__RECORDS SHOWN__:
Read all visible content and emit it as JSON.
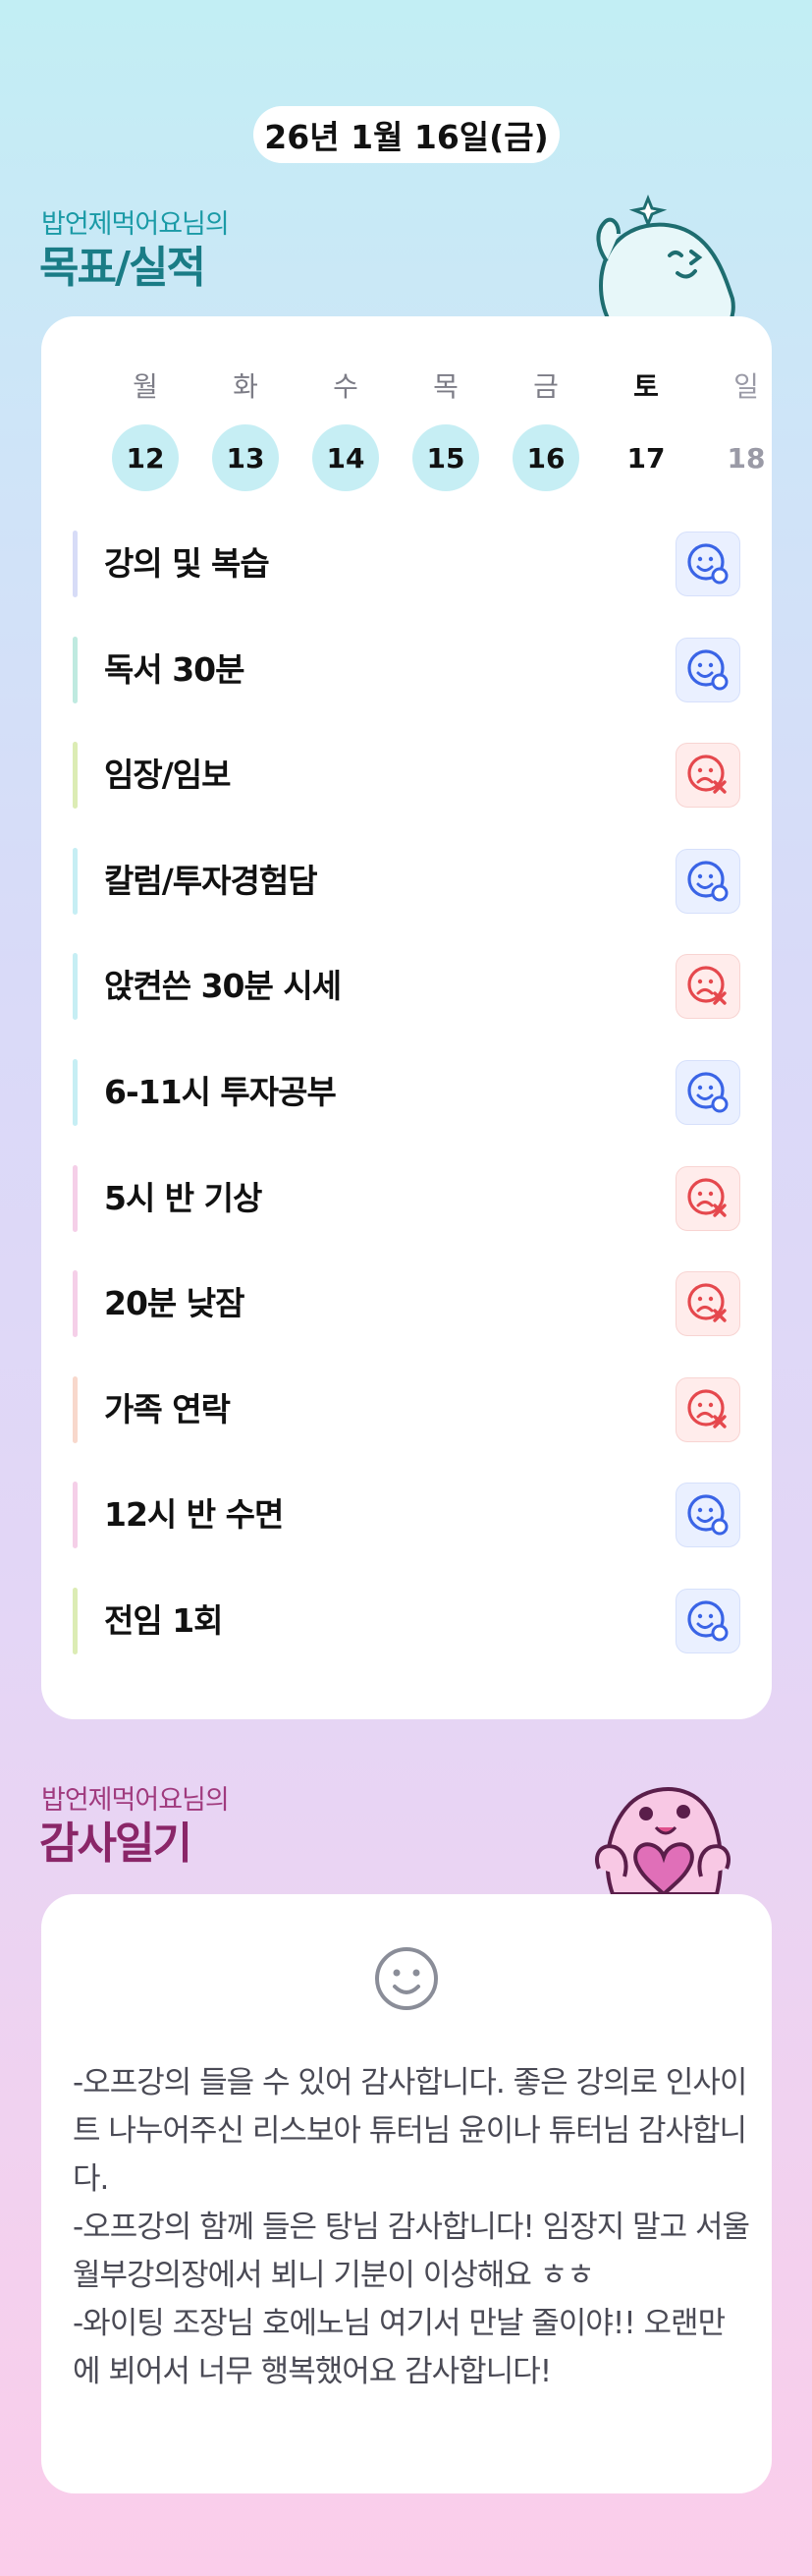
{
  "header": {
    "date": "26년 1월 16일(금)"
  },
  "goals_section": {
    "owner_label": "밥언제먹어요님의",
    "title": "목표/실적",
    "title_color": "#1a7c86",
    "owner_color": "#1a9aa6"
  },
  "week": [
    {
      "name": "월",
      "num": "12",
      "state": "done"
    },
    {
      "name": "화",
      "num": "13",
      "state": "done"
    },
    {
      "name": "수",
      "num": "14",
      "state": "done"
    },
    {
      "name": "목",
      "num": "15",
      "state": "done"
    },
    {
      "name": "금",
      "num": "16",
      "state": "done"
    },
    {
      "name": "토",
      "num": "17",
      "state": "today"
    },
    {
      "name": "일",
      "num": "18",
      "state": "future"
    }
  ],
  "goals": [
    {
      "label": "강의 및 복습",
      "bar_color": "#d7dcf7",
      "status": "success"
    },
    {
      "label": "독서 30분",
      "bar_color": "#bfeae0",
      "status": "success"
    },
    {
      "label": "임장/임보",
      "bar_color": "#dcecb4",
      "status": "fail"
    },
    {
      "label": "칼럼/투자경험담",
      "bar_color": "#c6eef4",
      "status": "success"
    },
    {
      "label": "앉켠쓴 30분 시세",
      "bar_color": "#c6eef4",
      "status": "fail"
    },
    {
      "label": "6-11시 투자공부",
      "bar_color": "#c6eef4",
      "status": "success"
    },
    {
      "label": "5시 반 기상",
      "bar_color": "#f5cfe8",
      "status": "fail"
    },
    {
      "label": "20분 낮잠",
      "bar_color": "#f5cfe8",
      "status": "fail"
    },
    {
      "label": "가족 연락",
      "bar_color": "#f8d8cc",
      "status": "fail"
    },
    {
      "label": "12시 반 수면",
      "bar_color": "#f5cfe8",
      "status": "success"
    },
    {
      "label": "전임 1회",
      "bar_color": "#dcecb4",
      "status": "success"
    }
  ],
  "status_colors": {
    "success": "#3a64e6",
    "fail": "#e5484d"
  },
  "diary_section": {
    "owner_label": "밥언제먹어요님의",
    "title": "감사일기",
    "title_color": "#8a2668",
    "owner_color": "#a03a7e"
  },
  "diary": {
    "text": "-오프강의 들을 수 있어 감사합니다. 좋은 강의로 인사이트 나누어주신 리스보아 튜터님 윤이나 튜터님 감사합니다.\n-오프강의 함께 들은 탕님 감사합니다! 임장지 말고 서울 월부강의장에서 뵈니 기분이 이상해요 ㅎㅎ\n-와이팅 조장님 호에노님 여기서 만날 줄이야!! 오랜만에 뵈어서 너무 행복했어요 감사합니다!"
  }
}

__EXERCISE GOAL__: Leave the pictures out and output the rest of the listing exactly.

__EXERCISE RESPONSE__:
Read all visible content and emit it as JSON.
{
  "header": {
    "date": "26년 1월 16일(금)"
  },
  "goals_section": {
    "owner_label": "밥언제먹어요님의",
    "title": "목표/실적",
    "title_color": "#1a7c86",
    "owner_color": "#1a9aa6"
  },
  "week": [
    {
      "name": "월",
      "num": "12",
      "state": "done"
    },
    {
      "name": "화",
      "num": "13",
      "state": "done"
    },
    {
      "name": "수",
      "num": "14",
      "state": "done"
    },
    {
      "name": "목",
      "num": "15",
      "state": "done"
    },
    {
      "name": "금",
      "num": "16",
      "state": "done"
    },
    {
      "name": "토",
      "num": "17",
      "state": "today"
    },
    {
      "name": "일",
      "num": "18",
      "state": "future"
    }
  ],
  "goals": [
    {
      "label": "강의 및 복습",
      "bar_color": "#d7dcf7",
      "status": "success"
    },
    {
      "label": "독서 30분",
      "bar_color": "#bfeae0",
      "status": "success"
    },
    {
      "label": "임장/임보",
      "bar_color": "#dcecb4",
      "status": "fail"
    },
    {
      "label": "칼럼/투자경험담",
      "bar_color": "#c6eef4",
      "status": "success"
    },
    {
      "label": "앉켠쓴 30분 시세",
      "bar_color": "#c6eef4",
      "status": "fail"
    },
    {
      "label": "6-11시 투자공부",
      "bar_color": "#c6eef4",
      "status": "success"
    },
    {
      "label": "5시 반 기상",
      "bar_color": "#f5cfe8",
      "status": "fail"
    },
    {
      "label": "20분 낮잠",
      "bar_color": "#f5cfe8",
      "status": "fail"
    },
    {
      "label": "가족 연락",
      "bar_color": "#f8d8cc",
      "status": "fail"
    },
    {
      "label": "12시 반 수면",
      "bar_color": "#f5cfe8",
      "status": "success"
    },
    {
      "label": "전임 1회",
      "bar_color": "#dcecb4",
      "status": "success"
    }
  ],
  "status_colors": {
    "success": "#3a64e6",
    "fail": "#e5484d"
  },
  "diary_section": {
    "owner_label": "밥언제먹어요님의",
    "title": "감사일기",
    "title_color": "#8a2668",
    "owner_color": "#a03a7e"
  },
  "diary": {
    "text": "-오프강의 들을 수 있어 감사합니다. 좋은 강의로 인사이트 나누어주신 리스보아 튜터님 윤이나 튜터님 감사합니다.\n-오프강의 함께 들은 탕님 감사합니다! 임장지 말고 서울 월부강의장에서 뵈니 기분이 이상해요 ㅎㅎ\n-와이팅 조장님 호에노님 여기서 만날 줄이야!! 오랜만에 뵈어서 너무 행복했어요 감사합니다!"
  }
}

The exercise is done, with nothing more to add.